** start INPUT **
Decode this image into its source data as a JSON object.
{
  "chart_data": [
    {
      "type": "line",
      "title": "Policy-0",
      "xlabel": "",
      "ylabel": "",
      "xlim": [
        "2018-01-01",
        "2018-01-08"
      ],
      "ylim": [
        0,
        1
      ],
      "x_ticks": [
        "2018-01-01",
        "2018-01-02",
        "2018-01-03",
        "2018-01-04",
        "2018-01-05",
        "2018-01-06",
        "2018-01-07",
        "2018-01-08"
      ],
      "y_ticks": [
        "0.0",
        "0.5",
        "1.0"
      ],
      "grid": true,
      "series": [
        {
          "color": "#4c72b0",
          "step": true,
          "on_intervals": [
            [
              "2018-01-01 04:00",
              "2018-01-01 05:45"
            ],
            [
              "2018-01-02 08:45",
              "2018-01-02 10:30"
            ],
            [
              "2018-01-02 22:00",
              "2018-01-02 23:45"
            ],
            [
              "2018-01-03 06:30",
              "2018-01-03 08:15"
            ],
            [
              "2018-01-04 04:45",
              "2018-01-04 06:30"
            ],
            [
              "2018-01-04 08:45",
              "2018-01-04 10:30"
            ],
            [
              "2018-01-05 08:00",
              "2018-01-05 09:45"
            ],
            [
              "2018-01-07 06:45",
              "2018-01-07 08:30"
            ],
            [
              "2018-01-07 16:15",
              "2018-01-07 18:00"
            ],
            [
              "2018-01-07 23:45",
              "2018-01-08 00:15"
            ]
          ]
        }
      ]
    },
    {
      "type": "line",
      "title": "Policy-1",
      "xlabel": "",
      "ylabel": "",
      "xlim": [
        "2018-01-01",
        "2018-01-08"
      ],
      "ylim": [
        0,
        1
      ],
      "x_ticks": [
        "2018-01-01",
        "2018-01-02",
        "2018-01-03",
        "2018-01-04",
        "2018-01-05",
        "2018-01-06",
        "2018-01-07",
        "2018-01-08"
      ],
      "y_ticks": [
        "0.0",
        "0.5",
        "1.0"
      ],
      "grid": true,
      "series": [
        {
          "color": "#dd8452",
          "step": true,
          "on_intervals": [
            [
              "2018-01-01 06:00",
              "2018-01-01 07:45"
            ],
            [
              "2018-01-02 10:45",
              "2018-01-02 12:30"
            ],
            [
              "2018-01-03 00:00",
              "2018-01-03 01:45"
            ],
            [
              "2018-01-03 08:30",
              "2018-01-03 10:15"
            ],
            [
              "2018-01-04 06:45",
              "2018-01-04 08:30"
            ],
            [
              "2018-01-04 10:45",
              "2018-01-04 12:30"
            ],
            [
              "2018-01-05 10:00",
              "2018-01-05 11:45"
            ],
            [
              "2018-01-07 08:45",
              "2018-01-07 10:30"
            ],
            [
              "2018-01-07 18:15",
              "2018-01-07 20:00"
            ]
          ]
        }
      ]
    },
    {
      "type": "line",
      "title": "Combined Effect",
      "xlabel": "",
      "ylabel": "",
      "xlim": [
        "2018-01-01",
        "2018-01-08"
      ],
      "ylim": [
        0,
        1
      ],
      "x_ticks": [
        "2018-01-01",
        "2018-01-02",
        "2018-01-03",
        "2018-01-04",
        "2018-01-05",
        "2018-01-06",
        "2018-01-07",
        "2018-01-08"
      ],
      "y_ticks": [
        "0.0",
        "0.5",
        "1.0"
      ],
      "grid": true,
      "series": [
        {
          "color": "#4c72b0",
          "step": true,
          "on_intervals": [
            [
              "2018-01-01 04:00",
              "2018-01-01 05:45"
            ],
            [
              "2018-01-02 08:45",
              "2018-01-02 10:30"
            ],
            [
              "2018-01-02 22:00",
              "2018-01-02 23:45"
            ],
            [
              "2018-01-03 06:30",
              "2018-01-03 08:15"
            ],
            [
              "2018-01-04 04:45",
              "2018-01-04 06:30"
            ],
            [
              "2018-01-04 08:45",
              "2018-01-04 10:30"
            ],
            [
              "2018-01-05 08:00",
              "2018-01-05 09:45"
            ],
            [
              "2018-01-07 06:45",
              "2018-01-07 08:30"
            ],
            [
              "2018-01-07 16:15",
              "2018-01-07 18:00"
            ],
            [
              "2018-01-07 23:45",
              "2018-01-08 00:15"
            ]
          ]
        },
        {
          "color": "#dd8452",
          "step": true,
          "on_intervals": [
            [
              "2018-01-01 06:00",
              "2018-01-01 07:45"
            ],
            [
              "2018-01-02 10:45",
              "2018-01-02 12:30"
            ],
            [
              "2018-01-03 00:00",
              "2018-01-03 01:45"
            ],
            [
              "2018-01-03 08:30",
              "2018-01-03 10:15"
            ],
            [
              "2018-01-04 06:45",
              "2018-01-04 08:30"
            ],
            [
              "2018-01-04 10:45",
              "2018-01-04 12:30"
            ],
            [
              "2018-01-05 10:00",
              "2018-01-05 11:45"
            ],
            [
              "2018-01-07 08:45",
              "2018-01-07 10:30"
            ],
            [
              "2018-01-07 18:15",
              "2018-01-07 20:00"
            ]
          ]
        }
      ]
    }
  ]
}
** end INPUT **
◆ WHAT THE TASK ASKS:
Go through the records above and set each one down exactly, please.

◆ RESULT BELOW:
Decode this image into its source data as a JSON object.
{
  "chart_data": [
    {
      "type": "line",
      "title": "Policy-0",
      "xlabel": "",
      "ylabel": "",
      "xlim": [
        "2018-01-01",
        "2018-01-08"
      ],
      "ylim": [
        0,
        1
      ],
      "x_ticks": [
        "2018-01-01",
        "2018-01-02",
        "2018-01-03",
        "2018-01-04",
        "2018-01-05",
        "2018-01-06",
        "2018-01-07",
        "2018-01-08"
      ],
      "y_ticks": [
        "0.0",
        "0.5",
        "1.0"
      ],
      "grid": true,
      "series": [
        {
          "color": "#4c72b0",
          "step": true,
          "on_intervals": [
            [
              "2018-01-01 04:00",
              "2018-01-01 05:45"
            ],
            [
              "2018-01-02 08:45",
              "2018-01-02 10:30"
            ],
            [
              "2018-01-02 22:00",
              "2018-01-02 23:45"
            ],
            [
              "2018-01-03 06:30",
              "2018-01-03 08:15"
            ],
            [
              "2018-01-04 04:45",
              "2018-01-04 06:30"
            ],
            [
              "2018-01-04 08:45",
              "2018-01-04 10:30"
            ],
            [
              "2018-01-05 08:00",
              "2018-01-05 09:45"
            ],
            [
              "2018-01-07 06:45",
              "2018-01-07 08:30"
            ],
            [
              "2018-01-07 16:15",
              "2018-01-07 18:00"
            ],
            [
              "2018-01-07 23:45",
              "2018-01-08 00:15"
            ]
          ]
        }
      ]
    },
    {
      "type": "line",
      "title": "Policy-1",
      "xlabel": "",
      "ylabel": "",
      "xlim": [
        "2018-01-01",
        "2018-01-08"
      ],
      "ylim": [
        0,
        1
      ],
      "x_ticks": [
        "2018-01-01",
        "2018-01-02",
        "2018-01-03",
        "2018-01-04",
        "2018-01-05",
        "2018-01-06",
        "2018-01-07",
        "2018-01-08"
      ],
      "y_ticks": [
        "0.0",
        "0.5",
        "1.0"
      ],
      "grid": true,
      "series": [
        {
          "color": "#dd8452",
          "step": true,
          "on_intervals": [
            [
              "2018-01-01 06:00",
              "2018-01-01 07:45"
            ],
            [
              "2018-01-02 10:45",
              "2018-01-02 12:30"
            ],
            [
              "2018-01-03 00:00",
              "2018-01-03 01:45"
            ],
            [
              "2018-01-03 08:30",
              "2018-01-03 10:15"
            ],
            [
              "2018-01-04 06:45",
              "2018-01-04 08:30"
            ],
            [
              "2018-01-04 10:45",
              "2018-01-04 12:30"
            ],
            [
              "2018-01-05 10:00",
              "2018-01-05 11:45"
            ],
            [
              "2018-01-07 08:45",
              "2018-01-07 10:30"
            ],
            [
              "2018-01-07 18:15",
              "2018-01-07 20:00"
            ]
          ]
        }
      ]
    },
    {
      "type": "line",
      "title": "Combined Effect",
      "xlabel": "",
      "ylabel": "",
      "xlim": [
        "2018-01-01",
        "2018-01-08"
      ],
      "ylim": [
        0,
        1
      ],
      "x_ticks": [
        "2018-01-01",
        "2018-01-02",
        "2018-01-03",
        "2018-01-04",
        "2018-01-05",
        "2018-01-06",
        "2018-01-07",
        "2018-01-08"
      ],
      "y_ticks": [
        "0.0",
        "0.5",
        "1.0"
      ],
      "grid": true,
      "series": [
        {
          "color": "#4c72b0",
          "step": true,
          "on_intervals": [
            [
              "2018-01-01 04:00",
              "2018-01-01 05:45"
            ],
            [
              "2018-01-02 08:45",
              "2018-01-02 10:30"
            ],
            [
              "2018-01-02 22:00",
              "2018-01-02 23:45"
            ],
            [
              "2018-01-03 06:30",
              "2018-01-03 08:15"
            ],
            [
              "2018-01-04 04:45",
              "2018-01-04 06:30"
            ],
            [
              "2018-01-04 08:45",
              "2018-01-04 10:30"
            ],
            [
              "2018-01-05 08:00",
              "2018-01-05 09:45"
            ],
            [
              "2018-01-07 06:45",
              "2018-01-07 08:30"
            ],
            [
              "2018-01-07 16:15",
              "2018-01-07 18:00"
            ],
            [
              "2018-01-07 23:45",
              "2018-01-08 00:15"
            ]
          ]
        },
        {
          "color": "#dd8452",
          "step": true,
          "on_intervals": [
            [
              "2018-01-01 06:00",
              "2018-01-01 07:45"
            ],
            [
              "2018-01-02 10:45",
              "2018-01-02 12:30"
            ],
            [
              "2018-01-03 00:00",
              "2018-01-03 01:45"
            ],
            [
              "2018-01-03 08:30",
              "2018-01-03 10:15"
            ],
            [
              "2018-01-04 06:45",
              "2018-01-04 08:30"
            ],
            [
              "2018-01-04 10:45",
              "2018-01-04 12:30"
            ],
            [
              "2018-01-05 10:00",
              "2018-01-05 11:45"
            ],
            [
              "2018-01-07 08:45",
              "2018-01-07 10:30"
            ],
            [
              "2018-01-07 18:15",
              "2018-01-07 20:00"
            ]
          ]
        }
      ]
    }
  ]
}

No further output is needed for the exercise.